= LA TAREA =
Sigue escribiendo la entrevista sobre la película de mujeres de la colectividad coreana en la Argentina, a partir de su última respuesta.

–Al principio tenía muchas contradicciones que el proceso creativo me ayudó a atravesar y entender. En ese momento –ahora es un poco distinto– era una comunidad mucho más cerrada, más conservadora y si se quiere más machista, y la mujer tenía que acompañar al hombre, ser madre, llevar adelante un ambiente familiar. Había muchos mandatos a seguir, pero a medida que hacía la película iba entendiendo por qué pasaba. Todo eso me llevó a pensar en el desarraigo. La colectividad está conformada en gran parte por la generación de mis viejos, que tuvo que irse del país después de la guerra para construir un futuro en un país muy distinto como éste, y creo que la única forma que tuvieron para luchar contra eso fue agarrarse a sus costumbres, a su idioma, a sus tradiciones.
–La película refleja esa tensión entre tradición y modernidad sobre todo en relación al vínculo con los hombres. ¿Es uno de los ejes?
–Sí, me interesaba mostrar eso sin hacer un juicio de valor sino poniéndolo sobre la mesa para que el espectador pudiera reflexionar y reformular lo que quiera. Es interesante que amigas de mi misma generación puedan llegar a ser más conservadoras que alguien que vino hace quince años. Es llamativo que alguien que vivió y estudió acá se sienta más coreana que porteña. Son rasgos que uno quiere entender el por qué, y ahí empezás a ver el peso de la carga y la herencia cultural.
–¿En algún momento pensó en incluir hombres?
–Desde un principio fue muy clara la decisión de centrarme en un universo femenino. También creo que la ausencia de hombres lleva a pensar en cómo es el mundo de ellos. Yo simplemente quería hablar de lo que me identificaba desde un lugar que me sintiera no sé si cómoda, pero sí segura. Y ese lugar era justamente el de una mujer hija de padres coreanos. Nunca pensé la película en términos de género.
–¿Qué vio en su hermana mayor y en la profesora de artes plásticas para centrarse en ellas?
–Empecé a pensar la película sabiendo que ellas y mis amigas iban a ser las protagonistas. Al principio tenía muchos miedos en relación a lo que fuera a pasar dentro de la colectividad, así que necesitaba hablar de esas cuestiones con personas con las que tuviera la suficiente confianza mutua como para que no les diera miedo revelarme detalles íntimos de sus vidas. Son personas que en otro contexto nunca aceptarían hacer una película, y acá lo hicieron porque tenemos una relación afectiva. Al mismo tiempo, tanto Ran Kim como mi hermana son excepciones a la regla del deber ser de la mujer coreana en la Argentina. Ran, por ejemplo, se fue de Corea para escapar de esos mandatos, y si bien pudo encontrar un lugar dentro de la colectividad, construyó una vida relacionada a lo que deseaba ser. Mi hermana es un personaje muy complejo que, a diferencia de sus amigas, siguió una carrera profesional por fuera del ámbito familiar. Ella refleja muy bien las pujas entre las dos culturas. Son personas a las que quiero y admiro un montón, y también fue una forma de poder hablar con ellas sobre estas cuestiones particulares. Mis amigas coreanas, en cambio, funcionan como personajes que representan un poco al común de la colectividad.

Entradas de datos recopiladas
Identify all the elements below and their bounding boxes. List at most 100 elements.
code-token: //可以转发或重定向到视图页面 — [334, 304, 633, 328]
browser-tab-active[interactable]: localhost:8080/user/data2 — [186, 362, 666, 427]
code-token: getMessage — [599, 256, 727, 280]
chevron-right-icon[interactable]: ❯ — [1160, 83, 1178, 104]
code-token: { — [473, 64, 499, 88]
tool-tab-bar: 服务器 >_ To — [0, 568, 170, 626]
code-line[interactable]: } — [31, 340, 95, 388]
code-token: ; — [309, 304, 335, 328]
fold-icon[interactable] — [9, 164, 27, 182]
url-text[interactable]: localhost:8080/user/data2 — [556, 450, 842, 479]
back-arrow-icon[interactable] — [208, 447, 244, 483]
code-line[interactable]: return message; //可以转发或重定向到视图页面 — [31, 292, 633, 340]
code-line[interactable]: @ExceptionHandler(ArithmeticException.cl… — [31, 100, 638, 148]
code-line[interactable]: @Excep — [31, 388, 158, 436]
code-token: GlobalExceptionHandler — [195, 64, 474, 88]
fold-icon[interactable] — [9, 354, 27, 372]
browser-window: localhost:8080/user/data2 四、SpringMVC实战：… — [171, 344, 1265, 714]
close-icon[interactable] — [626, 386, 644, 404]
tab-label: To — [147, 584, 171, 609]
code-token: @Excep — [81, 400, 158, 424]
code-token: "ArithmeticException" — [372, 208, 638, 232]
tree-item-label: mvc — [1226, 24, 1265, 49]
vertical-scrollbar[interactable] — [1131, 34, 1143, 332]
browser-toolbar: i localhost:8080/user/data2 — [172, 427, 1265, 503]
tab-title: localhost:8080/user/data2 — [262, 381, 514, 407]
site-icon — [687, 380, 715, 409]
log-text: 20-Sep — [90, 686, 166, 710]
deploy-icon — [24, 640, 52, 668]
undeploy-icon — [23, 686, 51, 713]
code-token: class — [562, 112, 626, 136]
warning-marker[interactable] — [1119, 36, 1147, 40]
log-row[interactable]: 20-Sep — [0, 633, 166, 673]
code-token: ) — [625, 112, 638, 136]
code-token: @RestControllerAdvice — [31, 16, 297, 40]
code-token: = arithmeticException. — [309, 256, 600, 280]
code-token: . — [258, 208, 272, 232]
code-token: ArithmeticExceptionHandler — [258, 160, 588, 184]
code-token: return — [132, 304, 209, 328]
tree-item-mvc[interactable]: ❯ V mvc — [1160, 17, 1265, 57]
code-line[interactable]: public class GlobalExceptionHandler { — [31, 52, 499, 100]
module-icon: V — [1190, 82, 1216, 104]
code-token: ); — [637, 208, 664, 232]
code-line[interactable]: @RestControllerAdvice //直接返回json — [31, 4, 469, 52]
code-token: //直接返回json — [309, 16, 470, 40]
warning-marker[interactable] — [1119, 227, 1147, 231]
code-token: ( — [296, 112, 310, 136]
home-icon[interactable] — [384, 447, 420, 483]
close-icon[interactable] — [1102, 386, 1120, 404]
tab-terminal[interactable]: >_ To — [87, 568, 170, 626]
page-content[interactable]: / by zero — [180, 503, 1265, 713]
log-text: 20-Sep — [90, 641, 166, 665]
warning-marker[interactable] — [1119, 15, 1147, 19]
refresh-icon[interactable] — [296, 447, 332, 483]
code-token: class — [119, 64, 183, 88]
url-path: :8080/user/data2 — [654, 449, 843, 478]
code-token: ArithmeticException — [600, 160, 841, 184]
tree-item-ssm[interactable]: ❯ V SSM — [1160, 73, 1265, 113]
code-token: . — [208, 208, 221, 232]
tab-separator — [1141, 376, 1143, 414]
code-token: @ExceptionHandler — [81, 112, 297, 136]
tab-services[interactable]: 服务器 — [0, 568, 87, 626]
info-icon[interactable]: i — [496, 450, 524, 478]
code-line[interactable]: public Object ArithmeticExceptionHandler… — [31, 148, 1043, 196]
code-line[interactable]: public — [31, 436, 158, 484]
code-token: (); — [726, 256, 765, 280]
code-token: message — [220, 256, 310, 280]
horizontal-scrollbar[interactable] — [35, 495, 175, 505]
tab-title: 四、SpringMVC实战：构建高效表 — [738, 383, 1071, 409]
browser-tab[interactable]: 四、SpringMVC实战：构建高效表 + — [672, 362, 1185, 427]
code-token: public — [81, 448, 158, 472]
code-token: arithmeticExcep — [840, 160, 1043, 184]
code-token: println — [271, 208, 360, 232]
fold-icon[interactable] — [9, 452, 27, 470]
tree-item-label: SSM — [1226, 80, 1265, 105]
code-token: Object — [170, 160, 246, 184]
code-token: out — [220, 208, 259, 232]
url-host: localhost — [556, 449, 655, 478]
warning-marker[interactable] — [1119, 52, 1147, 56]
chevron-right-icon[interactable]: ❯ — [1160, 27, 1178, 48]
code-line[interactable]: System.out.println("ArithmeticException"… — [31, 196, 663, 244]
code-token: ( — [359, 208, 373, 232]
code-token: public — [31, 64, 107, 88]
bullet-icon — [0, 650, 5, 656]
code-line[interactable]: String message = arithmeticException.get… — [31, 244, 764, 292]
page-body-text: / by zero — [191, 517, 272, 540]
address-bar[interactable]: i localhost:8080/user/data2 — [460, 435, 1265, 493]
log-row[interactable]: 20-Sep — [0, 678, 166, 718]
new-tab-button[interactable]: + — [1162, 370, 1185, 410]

= RESPUESTA DEL EJERCICIO =
–¿Cómo artículo su rol de directora a la vez que parte de la familia y de la comunidad?
–Fue difícil porque cuando arranqué no me había pensado como parte del relato sino como un ente externo que podía observar todo lo que pasaba de una forma privilegiada. Después, en el hacer, me di cuenta que no funcionaba.
–Casi todas las actividad grupales que muestra se dan en ámbitos propios de la colectividad. ¿Qué tan integrada está la comunidad coreana a la sociedad argentina?
–Eso es interesante porque las primeras veces que mostré la película a amigos me decían que no se entendía si estaban acá o en Corea y que debería aclararlo, pero para mí estaba bien porque quería mostrar eso: cómo la comunidad armó un microuniverso que, si lo trasladás, es igual a Corea, y cómo se pueden convertir esos espacios. En relación a la integración de la colectividad, creo que hoy no es igual que hace cinco años. Sí es cerrada, pero por miedos o inseguridades. Ante la necesidad de combatir el desarraigo, ese sentirse ajenos, se ponen más fuertes y mantienen las costumbres. Mi viejo, por ejemplo, estuvo por un montón de lugares antes de instalarse acá, y cuando llegó trajo a mi mamá porque la colectividad lo ayudó mucho a conseguir trabajo. Pero la comunidad va cambiando también porque la sociedad en general cambió.